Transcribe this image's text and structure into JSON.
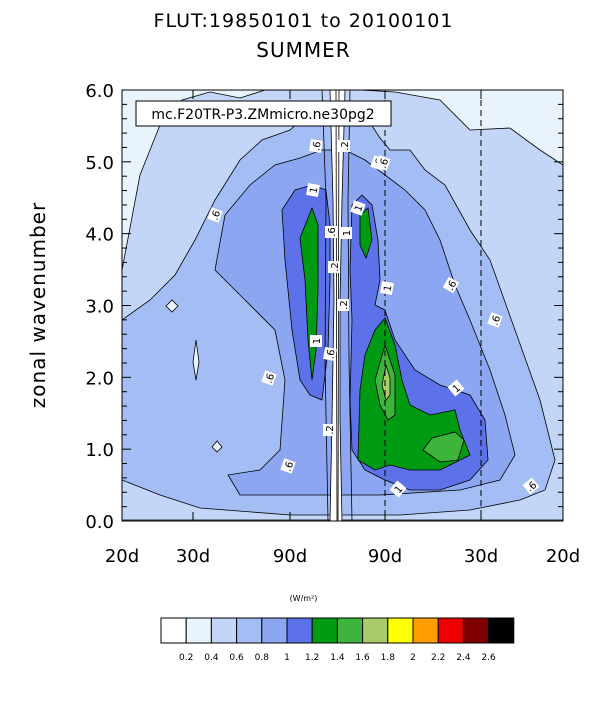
{
  "title": "FLUT:19850101 to 20100101",
  "subtitle": "SUMMER",
  "chart_data": {
    "type": "heatmap",
    "subtype": "filled-contour",
    "ylabel": "zonal wavenumber",
    "xlabel": "",
    "annotation": "mc.F20TR-P3.ZMmicro.ne30pg2",
    "x_tick_labels": [
      "20d",
      "30d",
      "90d",
      "90d",
      "30d",
      "20d"
    ],
    "y_tick_labels": [
      "0.0",
      "1.0",
      "2.0",
      "3.0",
      "4.0",
      "5.0",
      "6.0"
    ],
    "ylim": [
      0,
      6
    ],
    "colorbar": {
      "unit_label": "(W/m²)",
      "levels": [
        "0.2",
        "0.4",
        "0.6",
        "0.8",
        "1",
        "1.2",
        "1.4",
        "1.6",
        "1.8",
        "2",
        "2.2",
        "2.4",
        "2.6"
      ],
      "colors": [
        "#ffffff",
        "#e8f3fc",
        "#c3d6f7",
        "#a4bdf4",
        "#8da6f1",
        "#5d72e9",
        "#009a13",
        "#3db53a",
        "#a8cc6a",
        "#ffff00",
        "#ff9c00",
        "#ee0000",
        "#7f0000",
        "#000000"
      ]
    },
    "contour_labels": [
      ".6",
      ".6",
      ".6",
      ".6",
      ".6",
      ".6",
      ".6",
      ".6",
      ".6",
      ".2",
      ".2",
      ".2",
      ".2",
      "1",
      "1",
      "1",
      "1",
      "1",
      "1",
      "1",
      ".6",
      ".6"
    ]
  }
}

▸ **Work to do**:
All of the material above should be reproduced exactly, except the pictures.

▸ **Result of this task**:
Transcribe this image's text and structure into JSON.
{
  "title": "FLUT:19850101 to 20100101",
  "subtitle": "SUMMER",
  "chart_data": {
    "type": "heatmap",
    "subtype": "filled-contour",
    "ylabel": "zonal wavenumber",
    "xlabel": "",
    "annotation": "mc.F20TR-P3.ZMmicro.ne30pg2",
    "x_tick_labels": [
      "20d",
      "30d",
      "90d",
      "90d",
      "30d",
      "20d"
    ],
    "y_tick_labels": [
      "0.0",
      "1.0",
      "2.0",
      "3.0",
      "4.0",
      "5.0",
      "6.0"
    ],
    "ylim": [
      0,
      6
    ],
    "colorbar": {
      "unit_label": "(W/m²)",
      "levels": [
        "0.2",
        "0.4",
        "0.6",
        "0.8",
        "1",
        "1.2",
        "1.4",
        "1.6",
        "1.8",
        "2",
        "2.2",
        "2.4",
        "2.6"
      ],
      "colors": [
        "#ffffff",
        "#e8f3fc",
        "#c3d6f7",
        "#a4bdf4",
        "#8da6f1",
        "#5d72e9",
        "#009a13",
        "#3db53a",
        "#a8cc6a",
        "#ffff00",
        "#ff9c00",
        "#ee0000",
        "#7f0000",
        "#000000"
      ]
    },
    "contour_labels": [
      ".6",
      ".6",
      ".6",
      ".6",
      ".6",
      ".6",
      ".6",
      ".6",
      ".6",
      ".2",
      ".2",
      ".2",
      ".2",
      "1",
      "1",
      "1",
      "1",
      "1",
      "1",
      "1",
      ".6",
      ".6"
    ]
  }
}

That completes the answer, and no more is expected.